• **AIM**
Search the data below for "Vide"; list each line that holds it.

• **DATA SUPPLIED**
+--

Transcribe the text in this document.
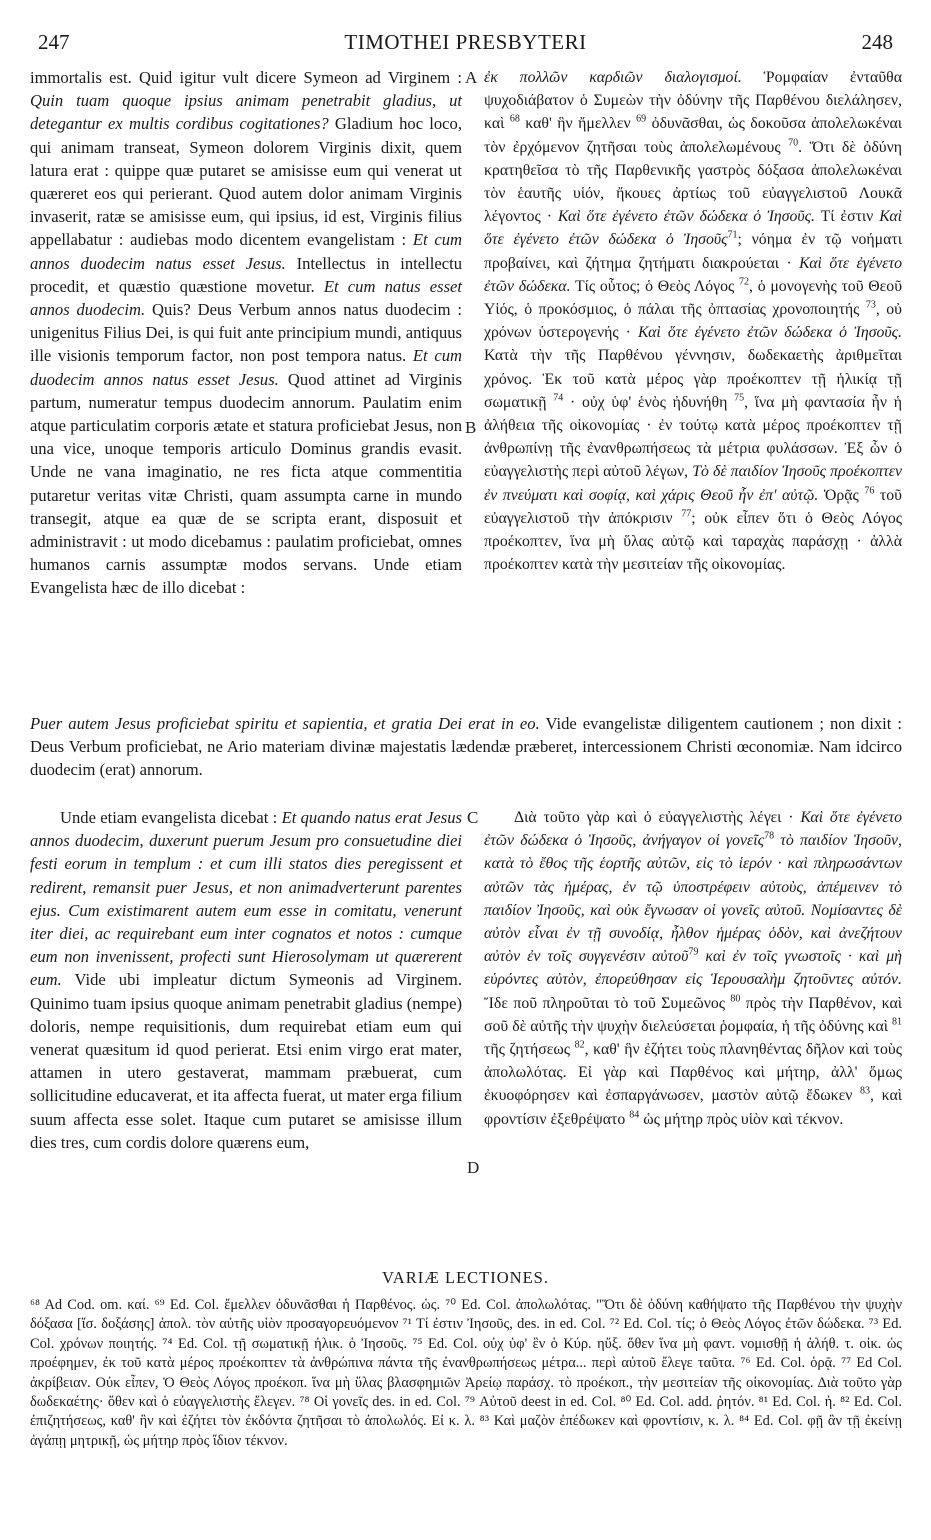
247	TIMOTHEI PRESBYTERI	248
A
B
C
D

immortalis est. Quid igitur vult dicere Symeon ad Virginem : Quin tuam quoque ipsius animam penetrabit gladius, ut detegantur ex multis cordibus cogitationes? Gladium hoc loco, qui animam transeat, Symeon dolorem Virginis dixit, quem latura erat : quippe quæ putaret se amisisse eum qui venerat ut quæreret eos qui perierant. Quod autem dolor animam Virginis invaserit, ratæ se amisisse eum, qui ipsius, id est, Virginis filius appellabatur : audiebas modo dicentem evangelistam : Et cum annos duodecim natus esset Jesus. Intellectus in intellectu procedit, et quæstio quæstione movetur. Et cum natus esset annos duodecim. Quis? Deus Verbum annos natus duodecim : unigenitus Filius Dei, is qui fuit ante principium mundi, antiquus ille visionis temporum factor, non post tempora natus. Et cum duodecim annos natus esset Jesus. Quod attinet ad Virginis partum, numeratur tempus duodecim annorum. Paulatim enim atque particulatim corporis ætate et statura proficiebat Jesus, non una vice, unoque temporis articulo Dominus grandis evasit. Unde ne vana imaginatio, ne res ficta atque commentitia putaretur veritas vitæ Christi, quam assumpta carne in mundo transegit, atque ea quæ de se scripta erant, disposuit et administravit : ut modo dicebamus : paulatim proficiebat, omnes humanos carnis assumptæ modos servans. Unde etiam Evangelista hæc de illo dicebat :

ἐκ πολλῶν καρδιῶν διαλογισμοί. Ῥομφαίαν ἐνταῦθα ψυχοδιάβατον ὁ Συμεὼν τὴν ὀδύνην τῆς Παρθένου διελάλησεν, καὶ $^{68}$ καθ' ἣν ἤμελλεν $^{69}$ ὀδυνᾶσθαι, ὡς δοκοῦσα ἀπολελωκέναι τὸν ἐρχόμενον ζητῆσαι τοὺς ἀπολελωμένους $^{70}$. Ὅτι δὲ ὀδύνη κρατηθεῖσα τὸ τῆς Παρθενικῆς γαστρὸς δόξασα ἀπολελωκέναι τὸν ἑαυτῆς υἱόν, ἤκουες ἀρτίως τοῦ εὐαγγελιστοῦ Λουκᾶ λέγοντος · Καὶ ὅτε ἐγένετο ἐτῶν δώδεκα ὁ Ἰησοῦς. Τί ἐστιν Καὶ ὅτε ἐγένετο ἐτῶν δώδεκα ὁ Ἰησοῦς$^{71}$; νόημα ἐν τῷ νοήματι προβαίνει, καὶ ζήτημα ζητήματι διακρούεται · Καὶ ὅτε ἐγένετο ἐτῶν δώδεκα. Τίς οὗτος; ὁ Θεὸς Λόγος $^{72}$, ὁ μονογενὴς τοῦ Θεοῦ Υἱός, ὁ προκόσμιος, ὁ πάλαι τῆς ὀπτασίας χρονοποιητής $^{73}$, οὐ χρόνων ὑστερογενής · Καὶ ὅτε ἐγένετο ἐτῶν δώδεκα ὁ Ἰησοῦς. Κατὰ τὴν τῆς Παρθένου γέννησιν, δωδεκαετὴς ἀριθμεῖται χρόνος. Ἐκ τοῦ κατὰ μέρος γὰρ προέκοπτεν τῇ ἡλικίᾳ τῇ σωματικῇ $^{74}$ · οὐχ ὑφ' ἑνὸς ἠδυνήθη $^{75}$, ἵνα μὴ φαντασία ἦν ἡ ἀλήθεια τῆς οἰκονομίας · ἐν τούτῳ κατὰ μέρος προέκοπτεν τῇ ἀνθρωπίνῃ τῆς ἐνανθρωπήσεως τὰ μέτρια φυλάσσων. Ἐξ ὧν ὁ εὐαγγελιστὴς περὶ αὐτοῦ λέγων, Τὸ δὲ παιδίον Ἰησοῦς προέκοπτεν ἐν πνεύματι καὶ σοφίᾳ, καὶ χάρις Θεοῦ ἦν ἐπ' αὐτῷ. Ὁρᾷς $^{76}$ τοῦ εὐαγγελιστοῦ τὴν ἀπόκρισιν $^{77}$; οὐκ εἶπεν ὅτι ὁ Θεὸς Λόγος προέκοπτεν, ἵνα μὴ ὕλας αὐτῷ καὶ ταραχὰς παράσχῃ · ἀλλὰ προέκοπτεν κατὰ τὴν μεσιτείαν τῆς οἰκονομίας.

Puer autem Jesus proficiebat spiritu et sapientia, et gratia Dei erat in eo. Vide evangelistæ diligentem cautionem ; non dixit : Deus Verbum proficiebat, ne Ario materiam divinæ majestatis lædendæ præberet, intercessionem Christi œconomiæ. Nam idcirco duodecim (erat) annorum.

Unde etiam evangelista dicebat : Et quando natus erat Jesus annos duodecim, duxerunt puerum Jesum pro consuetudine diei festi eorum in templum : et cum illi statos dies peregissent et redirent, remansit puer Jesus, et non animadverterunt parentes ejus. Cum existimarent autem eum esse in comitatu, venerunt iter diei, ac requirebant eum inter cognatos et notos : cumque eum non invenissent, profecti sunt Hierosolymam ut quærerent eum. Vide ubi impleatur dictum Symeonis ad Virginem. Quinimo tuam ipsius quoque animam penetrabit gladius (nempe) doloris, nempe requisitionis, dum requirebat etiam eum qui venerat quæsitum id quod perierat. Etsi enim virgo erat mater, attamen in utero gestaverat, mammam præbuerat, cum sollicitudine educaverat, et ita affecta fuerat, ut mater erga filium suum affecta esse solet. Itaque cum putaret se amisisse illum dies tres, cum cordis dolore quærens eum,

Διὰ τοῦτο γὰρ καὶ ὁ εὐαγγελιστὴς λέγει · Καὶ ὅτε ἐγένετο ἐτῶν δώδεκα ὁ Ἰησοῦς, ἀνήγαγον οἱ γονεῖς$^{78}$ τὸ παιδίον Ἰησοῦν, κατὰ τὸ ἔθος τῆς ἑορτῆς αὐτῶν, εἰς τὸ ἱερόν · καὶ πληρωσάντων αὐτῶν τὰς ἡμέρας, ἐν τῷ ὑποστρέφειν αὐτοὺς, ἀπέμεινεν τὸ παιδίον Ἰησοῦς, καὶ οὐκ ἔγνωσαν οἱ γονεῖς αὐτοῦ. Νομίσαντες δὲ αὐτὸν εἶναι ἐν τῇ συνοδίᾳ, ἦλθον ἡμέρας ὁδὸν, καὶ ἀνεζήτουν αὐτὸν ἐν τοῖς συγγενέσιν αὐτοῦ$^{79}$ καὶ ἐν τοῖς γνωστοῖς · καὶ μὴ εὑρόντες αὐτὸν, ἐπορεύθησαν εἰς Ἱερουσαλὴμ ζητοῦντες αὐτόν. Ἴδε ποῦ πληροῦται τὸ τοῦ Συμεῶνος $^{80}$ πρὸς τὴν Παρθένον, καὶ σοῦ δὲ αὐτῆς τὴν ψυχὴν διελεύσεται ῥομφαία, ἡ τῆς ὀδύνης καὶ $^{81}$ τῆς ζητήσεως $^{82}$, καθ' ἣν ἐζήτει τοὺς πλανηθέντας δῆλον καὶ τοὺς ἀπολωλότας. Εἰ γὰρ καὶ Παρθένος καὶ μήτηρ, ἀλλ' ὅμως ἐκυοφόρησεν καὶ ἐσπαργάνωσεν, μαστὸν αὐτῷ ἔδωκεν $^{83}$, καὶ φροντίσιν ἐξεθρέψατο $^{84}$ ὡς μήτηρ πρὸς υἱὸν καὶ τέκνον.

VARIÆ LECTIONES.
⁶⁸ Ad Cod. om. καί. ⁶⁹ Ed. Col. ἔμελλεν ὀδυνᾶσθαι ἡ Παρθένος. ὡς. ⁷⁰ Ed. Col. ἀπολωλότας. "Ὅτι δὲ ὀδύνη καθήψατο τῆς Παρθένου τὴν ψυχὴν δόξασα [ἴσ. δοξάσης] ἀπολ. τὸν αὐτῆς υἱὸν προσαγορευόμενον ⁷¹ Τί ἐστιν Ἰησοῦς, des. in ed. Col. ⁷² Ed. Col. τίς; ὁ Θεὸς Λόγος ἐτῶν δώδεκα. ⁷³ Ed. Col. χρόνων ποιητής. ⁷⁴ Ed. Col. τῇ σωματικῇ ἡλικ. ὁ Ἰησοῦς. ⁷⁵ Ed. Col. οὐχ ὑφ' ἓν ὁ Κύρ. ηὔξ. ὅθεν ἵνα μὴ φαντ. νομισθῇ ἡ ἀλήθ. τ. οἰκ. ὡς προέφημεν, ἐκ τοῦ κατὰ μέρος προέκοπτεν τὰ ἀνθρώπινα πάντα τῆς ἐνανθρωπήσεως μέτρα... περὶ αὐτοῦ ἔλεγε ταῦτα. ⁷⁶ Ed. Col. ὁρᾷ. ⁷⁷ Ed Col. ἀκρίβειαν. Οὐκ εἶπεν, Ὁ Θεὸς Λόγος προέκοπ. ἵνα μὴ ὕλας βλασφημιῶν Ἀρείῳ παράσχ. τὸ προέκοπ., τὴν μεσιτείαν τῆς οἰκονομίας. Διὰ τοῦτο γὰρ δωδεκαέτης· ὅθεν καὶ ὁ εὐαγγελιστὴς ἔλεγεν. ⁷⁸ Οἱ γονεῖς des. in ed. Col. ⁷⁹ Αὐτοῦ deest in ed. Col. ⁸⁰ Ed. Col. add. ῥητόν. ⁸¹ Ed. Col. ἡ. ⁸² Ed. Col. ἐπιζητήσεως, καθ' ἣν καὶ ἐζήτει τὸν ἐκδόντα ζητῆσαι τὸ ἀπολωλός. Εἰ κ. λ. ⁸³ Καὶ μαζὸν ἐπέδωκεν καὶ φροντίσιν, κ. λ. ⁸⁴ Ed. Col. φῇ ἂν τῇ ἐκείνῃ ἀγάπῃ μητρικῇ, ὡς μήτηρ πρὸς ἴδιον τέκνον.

+--

• **FULL SOLUTION**
Puer autem Jesus proficiebat spiritu et sapientia, et gratia Dei erat in eo. Vide evangelistæ diligentem cautionem ; non dixit : Deus Verbum proficiebat, ne Ario materiam divinæ majestatis lædendæ præberet, intercessionem Christi œconomiæ. Nam idcirco duodecim (erat) annorum.
Unde etiam evangelista dicebat : Et quando natus erat Jesus annos duodecim, duxerunt puerum Jesum pro consuetudine diei festi eorum in templum : et cum illi statos dies peregissent et redirent, remansit puer Jesus, et non animadverterunt parentes ejus. Cum existimarent autem eum esse in comitatu, venerunt iter diei, ac requirebant eum inter cognatos et notos : cumque eum non invenissent, profecti sunt Hierosolymam ut quærerent eum. Vide ubi impleatur dictum Symeonis ad Virginem. Quinimo tuam ipsius quoque animam penetrabit gladius (nempe) doloris, nempe requisitionis, dum requirebat etiam eum qui venerat quæsitum id quod perierat. Etsi enim virgo erat mater, attamen in utero gestaverat, mammam præbuerat, cum sollicitudine educaverat, et ita affecta fuerat, ut mater erga filium suum affecta esse solet. Itaque cum putaret se amisisse illum dies tres, cum cordis dolore quærens eum,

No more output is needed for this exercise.